| Dataset entries |
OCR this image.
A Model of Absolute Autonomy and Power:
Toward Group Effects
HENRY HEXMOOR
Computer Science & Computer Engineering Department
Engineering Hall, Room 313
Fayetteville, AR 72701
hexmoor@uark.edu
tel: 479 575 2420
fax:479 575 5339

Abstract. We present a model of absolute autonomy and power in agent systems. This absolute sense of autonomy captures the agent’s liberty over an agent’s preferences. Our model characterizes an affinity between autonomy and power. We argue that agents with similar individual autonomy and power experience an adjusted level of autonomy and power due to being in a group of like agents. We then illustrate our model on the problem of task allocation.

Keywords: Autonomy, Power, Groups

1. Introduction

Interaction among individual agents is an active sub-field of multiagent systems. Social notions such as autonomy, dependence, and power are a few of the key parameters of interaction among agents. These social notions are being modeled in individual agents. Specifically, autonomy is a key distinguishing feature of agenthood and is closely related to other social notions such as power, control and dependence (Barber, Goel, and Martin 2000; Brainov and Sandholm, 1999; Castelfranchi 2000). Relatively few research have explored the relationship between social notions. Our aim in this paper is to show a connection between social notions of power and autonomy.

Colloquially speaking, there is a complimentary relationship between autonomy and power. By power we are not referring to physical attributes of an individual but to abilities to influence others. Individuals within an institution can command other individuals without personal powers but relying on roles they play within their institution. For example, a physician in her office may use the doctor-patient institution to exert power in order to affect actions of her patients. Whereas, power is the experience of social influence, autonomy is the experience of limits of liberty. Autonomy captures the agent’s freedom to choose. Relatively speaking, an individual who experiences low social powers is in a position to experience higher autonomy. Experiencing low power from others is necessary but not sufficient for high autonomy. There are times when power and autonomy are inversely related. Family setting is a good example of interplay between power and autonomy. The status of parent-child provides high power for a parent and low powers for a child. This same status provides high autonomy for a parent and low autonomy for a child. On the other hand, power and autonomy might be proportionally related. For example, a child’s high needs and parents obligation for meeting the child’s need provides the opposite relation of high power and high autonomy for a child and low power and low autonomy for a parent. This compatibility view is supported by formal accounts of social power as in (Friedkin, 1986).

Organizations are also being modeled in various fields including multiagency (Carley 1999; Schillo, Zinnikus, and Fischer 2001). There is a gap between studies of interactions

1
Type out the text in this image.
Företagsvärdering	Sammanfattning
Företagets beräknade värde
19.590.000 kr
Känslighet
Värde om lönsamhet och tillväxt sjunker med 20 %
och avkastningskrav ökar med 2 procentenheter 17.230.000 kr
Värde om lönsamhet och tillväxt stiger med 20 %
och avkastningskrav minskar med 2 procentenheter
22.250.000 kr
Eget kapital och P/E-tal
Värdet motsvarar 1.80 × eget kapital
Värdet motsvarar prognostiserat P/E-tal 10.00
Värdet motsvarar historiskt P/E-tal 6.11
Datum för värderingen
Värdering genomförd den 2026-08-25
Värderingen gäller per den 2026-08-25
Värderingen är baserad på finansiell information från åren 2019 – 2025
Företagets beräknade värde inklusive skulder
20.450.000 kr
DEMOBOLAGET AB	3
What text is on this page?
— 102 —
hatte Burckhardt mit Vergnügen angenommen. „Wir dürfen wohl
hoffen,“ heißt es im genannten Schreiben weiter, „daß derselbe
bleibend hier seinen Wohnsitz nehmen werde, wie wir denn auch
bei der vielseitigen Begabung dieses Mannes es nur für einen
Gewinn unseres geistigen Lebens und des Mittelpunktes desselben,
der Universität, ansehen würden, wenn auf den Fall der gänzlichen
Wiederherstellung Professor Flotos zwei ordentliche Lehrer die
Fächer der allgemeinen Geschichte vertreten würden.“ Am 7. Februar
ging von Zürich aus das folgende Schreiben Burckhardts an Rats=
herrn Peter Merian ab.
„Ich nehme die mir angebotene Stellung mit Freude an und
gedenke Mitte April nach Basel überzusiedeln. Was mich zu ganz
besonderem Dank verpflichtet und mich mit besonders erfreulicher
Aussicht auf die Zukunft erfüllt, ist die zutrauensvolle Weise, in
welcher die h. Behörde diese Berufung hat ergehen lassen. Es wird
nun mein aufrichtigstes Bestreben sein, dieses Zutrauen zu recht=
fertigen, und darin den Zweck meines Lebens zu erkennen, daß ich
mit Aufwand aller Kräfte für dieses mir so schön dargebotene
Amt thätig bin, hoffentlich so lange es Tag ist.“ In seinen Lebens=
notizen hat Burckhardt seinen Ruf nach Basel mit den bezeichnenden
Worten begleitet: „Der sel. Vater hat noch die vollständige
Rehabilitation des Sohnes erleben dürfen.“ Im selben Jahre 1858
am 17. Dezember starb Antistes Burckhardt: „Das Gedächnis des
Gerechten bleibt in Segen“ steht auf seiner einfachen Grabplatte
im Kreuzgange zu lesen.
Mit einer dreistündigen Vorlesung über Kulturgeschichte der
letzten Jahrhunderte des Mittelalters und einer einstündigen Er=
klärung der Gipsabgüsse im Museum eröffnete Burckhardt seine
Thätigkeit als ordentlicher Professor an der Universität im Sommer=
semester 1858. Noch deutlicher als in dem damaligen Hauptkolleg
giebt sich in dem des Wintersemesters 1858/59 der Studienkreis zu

| Work task |
Output the whole of the material above, exactly.

| Answer to this exercise |
OCR this image.
A Model of Absolute Autonomy and Power:
Toward Group Effects
HENRY HEXMOOR
Computer Science & Computer Engineering Department
Engineering Hall, Room 313
Fayetteville, AR 72701
hexmoor@uark.edu
tel: 479 575 2420
fax:479 575 5339

Abstract. We present a model of absolute autonomy and power in agent systems. This absolute sense of autonomy captures the agent’s liberty over an agent’s preferences. Our model characterizes an affinity between autonomy and power. We argue that agents with similar individual autonomy and power experience an adjusted level of autonomy and power due to being in a group of like agents. We then illustrate our model on the problem of task allocation.

Keywords: Autonomy, Power, Groups

1. Introduction

Interaction among individual agents is an active sub-field of multiagent systems. Social notions such as autonomy, dependence, and power are a few of the key parameters of interaction among agents. These social notions are being modeled in individual agents. Specifically, autonomy is a key distinguishing feature of agenthood and is closely related to other social notions such as power, control and dependence (Barber, Goel, and Martin 2000; Brainov and Sandholm, 1999; Castelfranchi 2000). Relatively few research have explored the relationship between social notions. Our aim in this paper is to show a connection between social notions of power and autonomy.

Colloquially speaking, there is a complimentary relationship between autonomy and power. By power we are not referring to physical attributes of an individual but to abilities to influence others. Individuals within an institution can command other individuals without personal powers but relying on roles they play within their institution. For example, a physician in her office may use the doctor-patient institution to exert power in order to affect actions of her patients. Whereas, power is the experience of social influence, autonomy is the experience of limits of liberty. Autonomy captures the agent’s freedom to choose. Relatively speaking, an individual who experiences low social powers is in a position to experience higher autonomy. Experiencing low power from others is necessary but not sufficient for high autonomy. There are times when power and autonomy are inversely related. Family setting is a good example of interplay between power and autonomy. The status of parent-child provides high power for a parent and low powers for a child. This same status provides high autonomy for a parent and low autonomy for a child. On the other hand, power and autonomy might be proportionally related. For example, a child’s high needs and parents obligation for meeting the child’s need provides the opposite relation of high power and high autonomy for a child and low power and low autonomy for a parent. This compatibility view is supported by formal accounts of social power as in (Friedkin, 1986).

Organizations are also being modeled in various fields including multiagency (Carley 1999; Schillo, Zinnikus, and Fischer 2001). There is a gap between studies of interactions

1
Type out the text in this image.
Företagsvärdering	Sammanfattning
Företagets beräknade värde
19.590.000 kr
Känslighet
Värde om lönsamhet och tillväxt sjunker med 20 %
och avkastningskrav ökar med 2 procentenheter 17.230.000 kr
Värde om lönsamhet och tillväxt stiger med 20 %
och avkastningskrav minskar med 2 procentenheter
22.250.000 kr
Eget kapital och P/E-tal
Värdet motsvarar 1.80 × eget kapital
Värdet motsvarar prognostiserat P/E-tal 10.00
Värdet motsvarar historiskt P/E-tal 6.11
Datum för värderingen
Värdering genomförd den 2026-08-25
Värderingen gäller per den 2026-08-25
Värderingen är baserad på finansiell information från åren 2019 – 2025
Företagets beräknade värde inklusive skulder
20.450.000 kr
DEMOBOLAGET AB	3
What text is on this page?
— 102 —
hatte Burckhardt mit Vergnügen angenommen. „Wir dürfen wohl
hoffen,“ heißt es im genannten Schreiben weiter, „daß derselbe
bleibend hier seinen Wohnsitz nehmen werde, wie wir denn auch
bei der vielseitigen Begabung dieses Mannes es nur für einen
Gewinn unseres geistigen Lebens und des Mittelpunktes desselben,
der Universität, ansehen würden, wenn auf den Fall der gänzlichen
Wiederherstellung Professor Flotos zwei ordentliche Lehrer die
Fächer der allgemeinen Geschichte vertreten würden.“ Am 7. Februar
ging von Zürich aus das folgende Schreiben Burckhardts an Rats=
herrn Peter Merian ab.
„Ich nehme die mir angebotene Stellung mit Freude an und
gedenke Mitte April nach Basel überzusiedeln. Was mich zu ganz
besonderem Dank verpflichtet und mich mit besonders erfreulicher
Aussicht auf die Zukunft erfüllt, ist die zutrauensvolle Weise, in
welcher die h. Behörde diese Berufung hat ergehen lassen. Es wird
nun mein aufrichtigstes Bestreben sein, dieses Zutrauen zu recht=
fertigen, und darin den Zweck meines Lebens zu erkennen, daß ich
mit Aufwand aller Kräfte für dieses mir so schön dargebotene
Amt thätig bin, hoffentlich so lange es Tag ist.“ In seinen Lebens=
notizen hat Burckhardt seinen Ruf nach Basel mit den bezeichnenden
Worten begleitet: „Der sel. Vater hat noch die vollständige
Rehabilitation des Sohnes erleben dürfen.“ Im selben Jahre 1858
am 17. Dezember starb Antistes Burckhardt: „Das Gedächnis des
Gerechten bleibt in Segen“ steht auf seiner einfachen Grabplatte
im Kreuzgange zu lesen.
Mit einer dreistündigen Vorlesung über Kulturgeschichte der
letzten Jahrhunderte des Mittelalters und einer einstündigen Er=
klärung der Gipsabgüsse im Museum eröffnete Burckhardt seine
Thätigkeit als ordentlicher Professor an der Universität im Sommer=
semester 1858. Noch deutlicher als in dem damaligen Hauptkolleg
giebt sich in dem des Wintersemesters 1858/59 der Studienkreis zu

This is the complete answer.